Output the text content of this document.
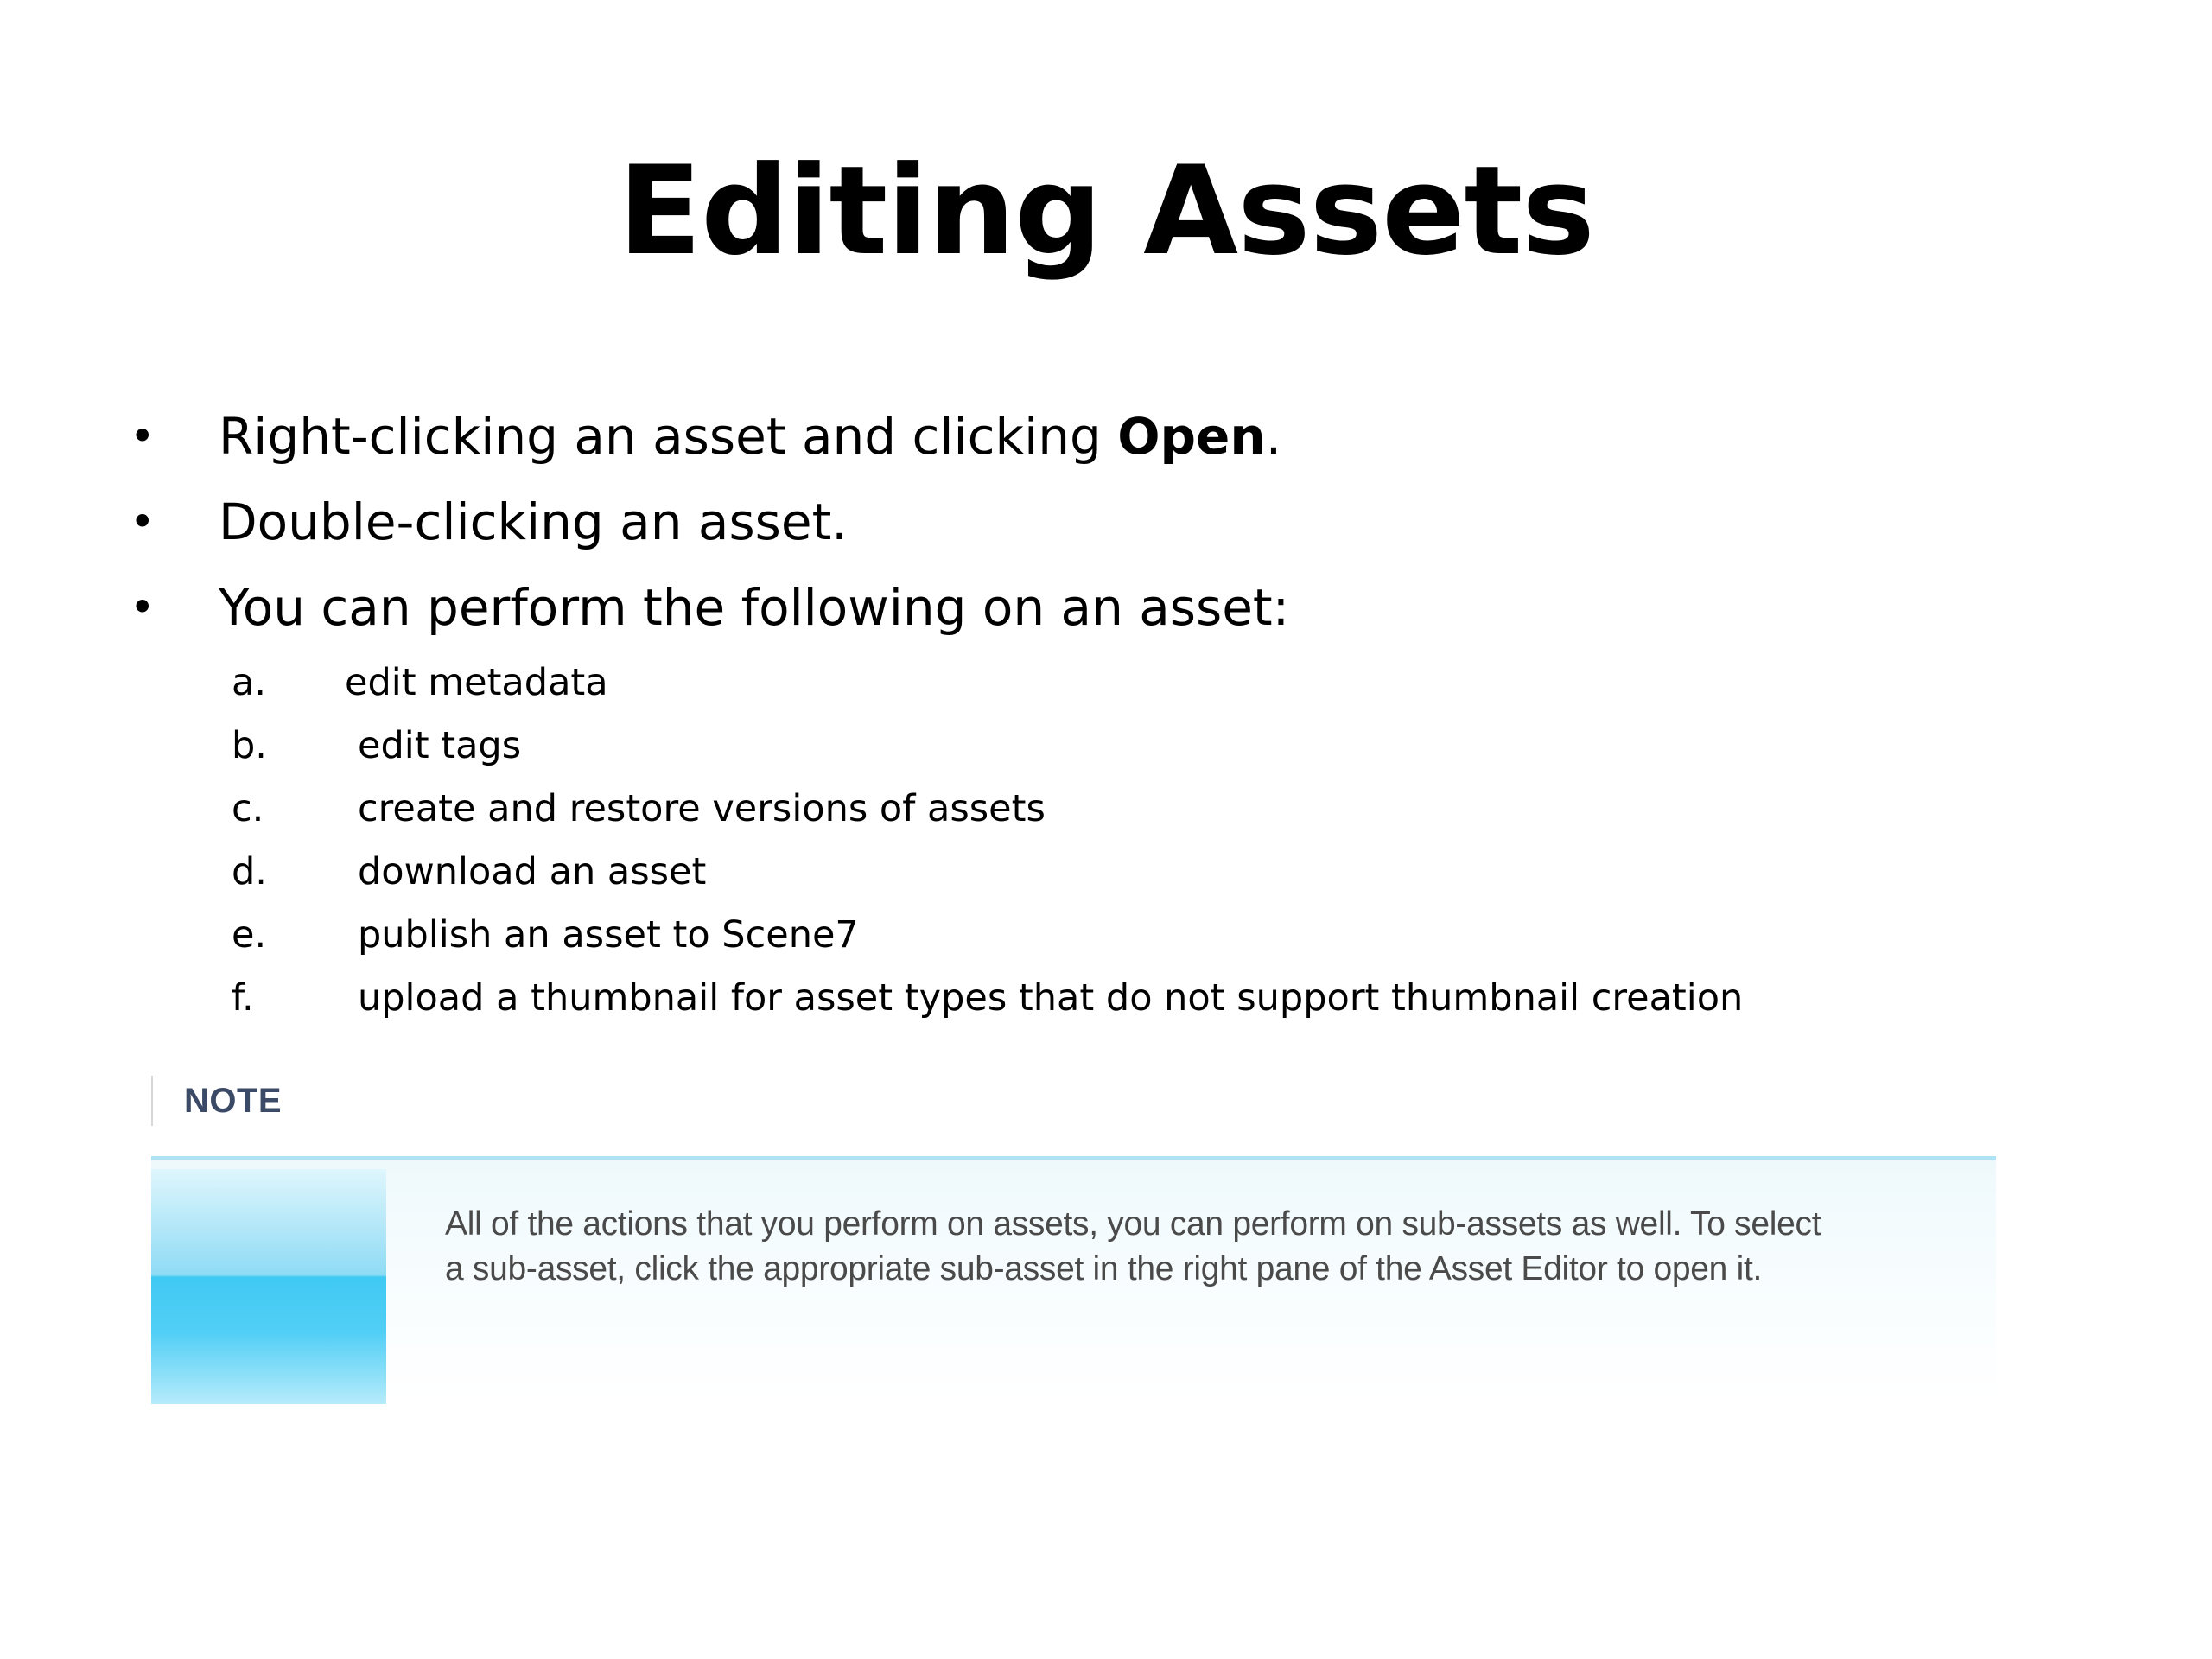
Editing Assets
• Right-clicking an asset and clicking Open.
• Double-clicking an asset.
• You can perform the following on an asset:
a. edit metadata
b. edit tags
c.	create and restore versions of assets
d. download an asset
e. publish an asset to Scene7
f.	upload a thumbnail for asset types that do not support thumbnail creation
NOTE
All of the actions that you perform on assets, you can perform on sub-assets as well. To select
a sub-asset, click the appropriate sub-asset in the right pane of the Asset Editor to open it.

══════════

__What needs to be done__
Return the listing above unchanged, apart from dropping its pictures.

__Full response__
Output the text content of this document.
Editing Assets
• Right-clicking an asset and clicking Open.
• Double-clicking an asset.
• You can perform the following on an asset:
a. edit metadata
b. edit tags
c.	create and restore versions of assets
d. download an asset
e. publish an asset to Scene7
f.	upload a thumbnail for asset types that do not support thumbnail creation
NOTE
All of the actions that you perform on assets, you can perform on sub-assets as well. To select
a sub-asset, click the appropriate sub-asset in the right pane of the Asset Editor to open it.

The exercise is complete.